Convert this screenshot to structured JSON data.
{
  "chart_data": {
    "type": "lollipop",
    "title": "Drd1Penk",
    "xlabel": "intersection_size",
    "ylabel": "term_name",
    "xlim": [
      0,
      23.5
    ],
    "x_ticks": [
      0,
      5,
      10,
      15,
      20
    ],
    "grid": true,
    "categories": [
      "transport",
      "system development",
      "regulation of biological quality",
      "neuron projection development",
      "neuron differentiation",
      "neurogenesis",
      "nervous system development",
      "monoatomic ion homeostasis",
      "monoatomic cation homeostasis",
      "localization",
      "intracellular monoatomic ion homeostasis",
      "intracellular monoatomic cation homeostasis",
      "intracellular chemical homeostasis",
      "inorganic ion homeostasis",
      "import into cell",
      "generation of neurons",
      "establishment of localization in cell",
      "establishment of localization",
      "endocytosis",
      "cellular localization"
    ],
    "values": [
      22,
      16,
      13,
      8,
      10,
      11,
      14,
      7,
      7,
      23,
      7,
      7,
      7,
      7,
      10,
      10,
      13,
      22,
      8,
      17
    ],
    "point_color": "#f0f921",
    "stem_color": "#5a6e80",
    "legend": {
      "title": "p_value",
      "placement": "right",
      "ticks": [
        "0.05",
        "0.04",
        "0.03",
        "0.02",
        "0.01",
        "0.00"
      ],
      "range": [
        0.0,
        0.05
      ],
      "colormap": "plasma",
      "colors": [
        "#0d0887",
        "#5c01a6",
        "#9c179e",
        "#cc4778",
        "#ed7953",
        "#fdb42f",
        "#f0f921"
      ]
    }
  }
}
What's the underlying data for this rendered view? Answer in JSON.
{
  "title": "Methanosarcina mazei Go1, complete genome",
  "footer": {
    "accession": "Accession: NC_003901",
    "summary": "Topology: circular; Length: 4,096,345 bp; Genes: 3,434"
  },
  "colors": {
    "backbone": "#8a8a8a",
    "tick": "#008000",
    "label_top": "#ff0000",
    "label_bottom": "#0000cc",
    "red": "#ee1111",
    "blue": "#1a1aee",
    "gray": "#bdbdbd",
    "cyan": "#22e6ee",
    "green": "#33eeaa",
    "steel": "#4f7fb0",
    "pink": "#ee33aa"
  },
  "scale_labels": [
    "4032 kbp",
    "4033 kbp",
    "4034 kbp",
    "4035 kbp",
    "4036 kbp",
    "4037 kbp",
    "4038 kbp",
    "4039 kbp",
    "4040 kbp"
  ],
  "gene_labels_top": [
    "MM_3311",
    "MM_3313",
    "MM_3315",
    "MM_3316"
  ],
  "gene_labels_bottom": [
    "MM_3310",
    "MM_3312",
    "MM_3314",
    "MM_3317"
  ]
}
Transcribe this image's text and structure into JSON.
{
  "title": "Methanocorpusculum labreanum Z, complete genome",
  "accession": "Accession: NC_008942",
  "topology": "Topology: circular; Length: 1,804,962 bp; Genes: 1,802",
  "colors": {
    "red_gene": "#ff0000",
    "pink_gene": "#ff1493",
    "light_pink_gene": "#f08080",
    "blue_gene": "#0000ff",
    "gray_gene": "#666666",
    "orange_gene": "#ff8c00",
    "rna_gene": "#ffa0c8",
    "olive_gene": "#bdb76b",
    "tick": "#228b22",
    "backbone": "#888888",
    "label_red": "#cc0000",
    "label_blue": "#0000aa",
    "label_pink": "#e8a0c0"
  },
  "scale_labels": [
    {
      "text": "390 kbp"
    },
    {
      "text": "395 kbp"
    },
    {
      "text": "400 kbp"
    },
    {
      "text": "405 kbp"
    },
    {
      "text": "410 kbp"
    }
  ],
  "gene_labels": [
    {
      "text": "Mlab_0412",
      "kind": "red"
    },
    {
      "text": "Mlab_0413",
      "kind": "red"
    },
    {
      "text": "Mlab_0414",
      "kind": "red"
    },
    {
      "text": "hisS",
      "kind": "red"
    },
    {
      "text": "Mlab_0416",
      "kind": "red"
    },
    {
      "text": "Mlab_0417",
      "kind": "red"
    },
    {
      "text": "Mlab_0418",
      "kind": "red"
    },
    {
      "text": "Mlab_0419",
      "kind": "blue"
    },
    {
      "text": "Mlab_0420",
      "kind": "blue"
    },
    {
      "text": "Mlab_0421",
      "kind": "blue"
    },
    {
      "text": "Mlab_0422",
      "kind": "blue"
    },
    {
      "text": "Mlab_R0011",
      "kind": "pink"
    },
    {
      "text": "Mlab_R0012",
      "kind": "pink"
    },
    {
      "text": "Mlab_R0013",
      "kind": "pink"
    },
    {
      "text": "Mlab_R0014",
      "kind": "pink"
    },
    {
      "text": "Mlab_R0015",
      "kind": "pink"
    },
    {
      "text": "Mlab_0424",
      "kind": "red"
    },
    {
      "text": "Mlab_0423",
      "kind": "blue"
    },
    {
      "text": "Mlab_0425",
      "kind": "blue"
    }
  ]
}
--- --- ---
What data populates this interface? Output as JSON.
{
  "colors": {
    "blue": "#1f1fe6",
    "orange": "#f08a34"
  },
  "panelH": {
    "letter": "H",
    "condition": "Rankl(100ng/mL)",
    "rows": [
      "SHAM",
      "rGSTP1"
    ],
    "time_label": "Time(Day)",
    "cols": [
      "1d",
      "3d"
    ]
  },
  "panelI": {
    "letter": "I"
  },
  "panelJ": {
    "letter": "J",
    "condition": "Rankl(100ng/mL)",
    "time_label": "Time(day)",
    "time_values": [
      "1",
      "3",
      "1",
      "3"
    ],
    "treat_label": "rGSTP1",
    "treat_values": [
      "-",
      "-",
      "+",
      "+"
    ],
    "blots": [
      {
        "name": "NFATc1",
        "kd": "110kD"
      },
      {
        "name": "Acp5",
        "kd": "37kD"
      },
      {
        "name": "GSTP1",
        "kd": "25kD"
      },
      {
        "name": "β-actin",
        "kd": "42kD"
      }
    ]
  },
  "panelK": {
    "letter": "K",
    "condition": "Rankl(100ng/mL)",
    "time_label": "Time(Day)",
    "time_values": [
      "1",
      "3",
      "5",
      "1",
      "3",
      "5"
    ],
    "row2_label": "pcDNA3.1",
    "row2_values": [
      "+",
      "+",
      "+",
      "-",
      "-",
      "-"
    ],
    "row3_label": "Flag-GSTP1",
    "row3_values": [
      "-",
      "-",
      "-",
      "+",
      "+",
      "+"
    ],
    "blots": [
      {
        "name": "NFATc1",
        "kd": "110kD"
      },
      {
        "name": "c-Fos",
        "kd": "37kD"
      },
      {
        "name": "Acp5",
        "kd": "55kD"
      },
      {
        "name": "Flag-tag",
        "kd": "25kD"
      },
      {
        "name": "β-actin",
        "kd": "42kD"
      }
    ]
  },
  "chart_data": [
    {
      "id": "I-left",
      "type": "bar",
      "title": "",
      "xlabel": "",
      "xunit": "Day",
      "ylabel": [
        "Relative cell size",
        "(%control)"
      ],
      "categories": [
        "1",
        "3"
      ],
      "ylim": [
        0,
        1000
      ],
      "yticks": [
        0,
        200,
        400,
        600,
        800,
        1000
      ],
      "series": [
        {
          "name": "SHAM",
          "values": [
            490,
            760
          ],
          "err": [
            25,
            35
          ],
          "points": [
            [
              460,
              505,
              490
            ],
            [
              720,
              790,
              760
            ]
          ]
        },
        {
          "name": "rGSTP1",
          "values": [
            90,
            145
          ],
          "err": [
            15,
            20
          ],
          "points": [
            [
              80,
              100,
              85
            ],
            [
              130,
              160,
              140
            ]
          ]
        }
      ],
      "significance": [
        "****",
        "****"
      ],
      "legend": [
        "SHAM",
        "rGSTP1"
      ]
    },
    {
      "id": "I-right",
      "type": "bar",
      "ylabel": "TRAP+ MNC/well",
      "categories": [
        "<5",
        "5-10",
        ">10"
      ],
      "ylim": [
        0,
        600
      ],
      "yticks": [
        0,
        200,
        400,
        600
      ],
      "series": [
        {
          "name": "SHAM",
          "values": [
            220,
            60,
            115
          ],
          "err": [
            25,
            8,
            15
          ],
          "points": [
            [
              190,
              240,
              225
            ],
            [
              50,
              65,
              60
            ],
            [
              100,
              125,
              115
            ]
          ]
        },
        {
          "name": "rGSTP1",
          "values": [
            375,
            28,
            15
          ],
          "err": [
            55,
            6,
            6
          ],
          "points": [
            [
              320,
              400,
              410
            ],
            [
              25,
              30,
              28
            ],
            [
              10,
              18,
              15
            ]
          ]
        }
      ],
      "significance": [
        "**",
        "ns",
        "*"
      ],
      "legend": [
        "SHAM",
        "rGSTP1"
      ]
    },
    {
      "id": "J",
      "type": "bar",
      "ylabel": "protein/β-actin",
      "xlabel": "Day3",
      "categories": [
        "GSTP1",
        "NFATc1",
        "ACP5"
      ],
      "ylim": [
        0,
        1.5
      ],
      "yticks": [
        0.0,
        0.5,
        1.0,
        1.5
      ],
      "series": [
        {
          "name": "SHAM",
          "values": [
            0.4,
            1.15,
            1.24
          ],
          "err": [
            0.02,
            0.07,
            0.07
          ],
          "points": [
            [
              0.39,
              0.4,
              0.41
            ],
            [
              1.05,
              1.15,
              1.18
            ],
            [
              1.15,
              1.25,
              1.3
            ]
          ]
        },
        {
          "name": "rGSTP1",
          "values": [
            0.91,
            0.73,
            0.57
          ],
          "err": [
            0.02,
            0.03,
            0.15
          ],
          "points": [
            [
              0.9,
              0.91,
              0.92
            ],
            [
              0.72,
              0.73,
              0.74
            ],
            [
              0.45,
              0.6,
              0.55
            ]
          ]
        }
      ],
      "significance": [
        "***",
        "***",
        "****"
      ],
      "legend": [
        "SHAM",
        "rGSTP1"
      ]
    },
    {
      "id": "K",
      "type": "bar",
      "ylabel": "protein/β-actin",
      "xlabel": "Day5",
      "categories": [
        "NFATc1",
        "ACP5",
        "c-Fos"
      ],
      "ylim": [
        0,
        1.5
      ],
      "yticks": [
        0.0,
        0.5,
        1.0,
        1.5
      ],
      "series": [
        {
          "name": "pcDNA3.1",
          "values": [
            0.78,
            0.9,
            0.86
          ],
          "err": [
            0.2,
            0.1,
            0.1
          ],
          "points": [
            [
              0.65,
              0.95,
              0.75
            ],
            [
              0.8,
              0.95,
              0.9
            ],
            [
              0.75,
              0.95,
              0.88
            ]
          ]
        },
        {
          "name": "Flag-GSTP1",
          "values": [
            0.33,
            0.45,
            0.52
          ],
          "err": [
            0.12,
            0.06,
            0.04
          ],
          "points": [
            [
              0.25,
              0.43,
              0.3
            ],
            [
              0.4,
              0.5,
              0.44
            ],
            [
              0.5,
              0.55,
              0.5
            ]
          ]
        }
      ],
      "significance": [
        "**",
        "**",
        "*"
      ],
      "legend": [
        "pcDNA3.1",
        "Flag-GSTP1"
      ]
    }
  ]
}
--- --- ---
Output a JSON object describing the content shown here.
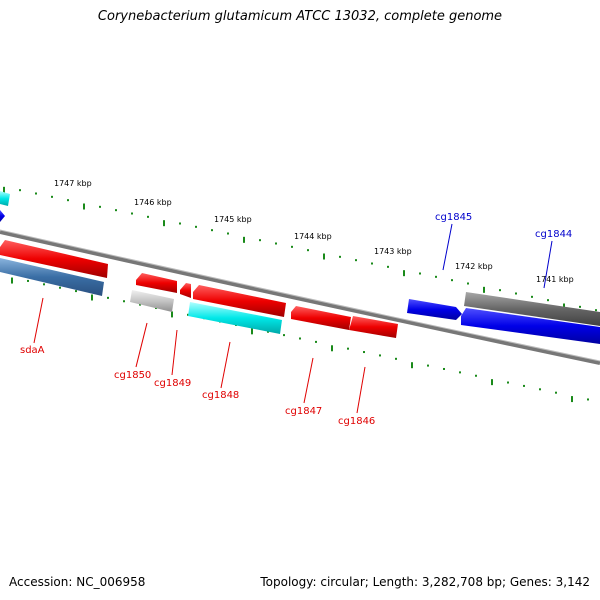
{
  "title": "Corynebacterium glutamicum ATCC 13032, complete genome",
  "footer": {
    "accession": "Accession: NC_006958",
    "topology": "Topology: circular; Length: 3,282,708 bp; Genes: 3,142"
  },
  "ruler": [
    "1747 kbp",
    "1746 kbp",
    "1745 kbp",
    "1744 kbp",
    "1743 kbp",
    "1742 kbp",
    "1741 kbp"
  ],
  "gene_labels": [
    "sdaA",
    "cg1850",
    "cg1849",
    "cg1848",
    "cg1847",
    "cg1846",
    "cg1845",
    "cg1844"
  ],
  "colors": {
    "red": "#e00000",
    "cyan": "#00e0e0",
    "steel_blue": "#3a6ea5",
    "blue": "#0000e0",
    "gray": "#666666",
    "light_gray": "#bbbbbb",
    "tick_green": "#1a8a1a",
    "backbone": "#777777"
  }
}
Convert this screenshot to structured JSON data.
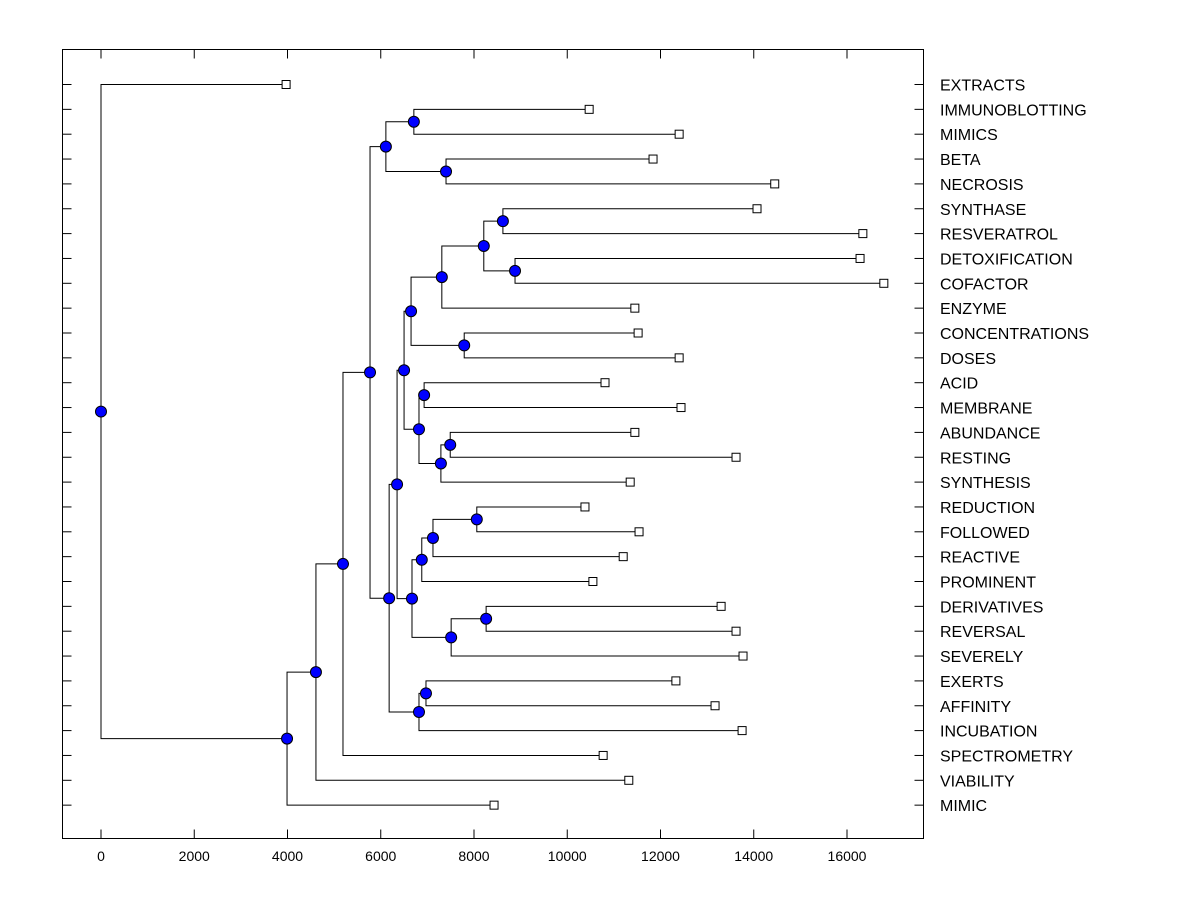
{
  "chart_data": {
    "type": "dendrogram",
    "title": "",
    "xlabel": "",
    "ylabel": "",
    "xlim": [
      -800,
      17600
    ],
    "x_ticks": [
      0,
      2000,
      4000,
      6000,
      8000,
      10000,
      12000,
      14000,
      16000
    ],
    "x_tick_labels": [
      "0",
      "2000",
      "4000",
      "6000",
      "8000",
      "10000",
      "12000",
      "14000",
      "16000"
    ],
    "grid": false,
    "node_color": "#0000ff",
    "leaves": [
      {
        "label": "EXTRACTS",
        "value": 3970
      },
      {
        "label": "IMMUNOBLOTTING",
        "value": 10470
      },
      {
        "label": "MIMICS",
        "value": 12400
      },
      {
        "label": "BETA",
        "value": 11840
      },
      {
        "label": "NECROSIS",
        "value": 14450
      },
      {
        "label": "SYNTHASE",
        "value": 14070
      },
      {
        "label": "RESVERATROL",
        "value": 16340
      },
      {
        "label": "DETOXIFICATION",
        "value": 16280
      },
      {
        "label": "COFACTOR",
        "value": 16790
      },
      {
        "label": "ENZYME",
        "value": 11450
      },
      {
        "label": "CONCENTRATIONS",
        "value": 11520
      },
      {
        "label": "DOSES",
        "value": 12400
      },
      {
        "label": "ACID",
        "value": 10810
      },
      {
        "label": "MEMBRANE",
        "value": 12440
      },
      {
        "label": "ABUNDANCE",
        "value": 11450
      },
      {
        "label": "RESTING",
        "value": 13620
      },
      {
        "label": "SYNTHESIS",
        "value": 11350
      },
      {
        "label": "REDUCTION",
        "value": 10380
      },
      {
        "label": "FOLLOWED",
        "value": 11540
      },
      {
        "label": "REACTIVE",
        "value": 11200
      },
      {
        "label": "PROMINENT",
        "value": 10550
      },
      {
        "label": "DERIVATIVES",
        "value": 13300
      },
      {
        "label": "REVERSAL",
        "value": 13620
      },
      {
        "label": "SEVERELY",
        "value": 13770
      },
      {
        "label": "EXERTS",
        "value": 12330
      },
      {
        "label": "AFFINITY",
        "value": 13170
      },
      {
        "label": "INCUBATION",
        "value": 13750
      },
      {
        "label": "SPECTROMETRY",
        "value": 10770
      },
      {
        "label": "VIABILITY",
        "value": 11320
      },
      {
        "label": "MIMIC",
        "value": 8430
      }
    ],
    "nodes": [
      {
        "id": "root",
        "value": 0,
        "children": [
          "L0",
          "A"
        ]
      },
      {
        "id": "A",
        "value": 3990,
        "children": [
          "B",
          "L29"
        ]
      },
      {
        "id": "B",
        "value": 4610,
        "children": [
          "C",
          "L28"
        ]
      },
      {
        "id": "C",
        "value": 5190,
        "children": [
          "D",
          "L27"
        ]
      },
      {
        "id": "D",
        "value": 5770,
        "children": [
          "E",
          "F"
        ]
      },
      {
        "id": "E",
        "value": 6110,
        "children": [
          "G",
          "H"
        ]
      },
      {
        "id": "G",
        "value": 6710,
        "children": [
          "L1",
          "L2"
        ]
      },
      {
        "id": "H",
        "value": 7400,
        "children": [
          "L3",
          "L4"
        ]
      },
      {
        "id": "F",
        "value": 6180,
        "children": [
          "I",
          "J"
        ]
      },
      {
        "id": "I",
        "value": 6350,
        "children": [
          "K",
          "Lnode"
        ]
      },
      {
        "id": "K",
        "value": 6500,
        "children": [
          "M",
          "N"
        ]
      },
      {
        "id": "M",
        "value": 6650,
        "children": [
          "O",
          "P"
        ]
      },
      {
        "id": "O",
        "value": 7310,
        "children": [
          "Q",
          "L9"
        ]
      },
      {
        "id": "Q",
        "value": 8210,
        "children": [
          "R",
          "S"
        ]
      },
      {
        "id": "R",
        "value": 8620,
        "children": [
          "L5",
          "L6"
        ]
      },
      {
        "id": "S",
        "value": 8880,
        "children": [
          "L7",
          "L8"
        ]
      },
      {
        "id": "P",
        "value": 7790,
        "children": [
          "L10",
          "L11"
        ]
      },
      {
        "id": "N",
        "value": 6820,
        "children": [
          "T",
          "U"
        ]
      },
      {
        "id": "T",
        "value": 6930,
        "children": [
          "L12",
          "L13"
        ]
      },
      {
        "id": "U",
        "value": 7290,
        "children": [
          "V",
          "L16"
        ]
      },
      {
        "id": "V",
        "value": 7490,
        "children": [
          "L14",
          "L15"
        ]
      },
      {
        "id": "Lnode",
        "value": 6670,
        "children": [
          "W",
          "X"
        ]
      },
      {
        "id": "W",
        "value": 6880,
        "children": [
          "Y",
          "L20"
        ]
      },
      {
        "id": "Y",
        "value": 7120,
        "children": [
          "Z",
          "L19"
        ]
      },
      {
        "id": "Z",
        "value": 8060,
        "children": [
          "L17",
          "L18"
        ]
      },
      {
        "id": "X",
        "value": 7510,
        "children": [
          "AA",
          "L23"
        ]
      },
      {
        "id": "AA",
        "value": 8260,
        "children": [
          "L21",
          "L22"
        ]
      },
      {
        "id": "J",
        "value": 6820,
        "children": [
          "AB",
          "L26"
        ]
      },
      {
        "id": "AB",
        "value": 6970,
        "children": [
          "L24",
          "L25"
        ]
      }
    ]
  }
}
--- --- ---
What to produce:
Set apart and copy each line of the records that holds the word "intracellular".

Task solution:
      "intracellular monoatomic ion homeostasis",
      "intracellular monoatomic cation homeostasis",
      "intracellular chemical homeostasis",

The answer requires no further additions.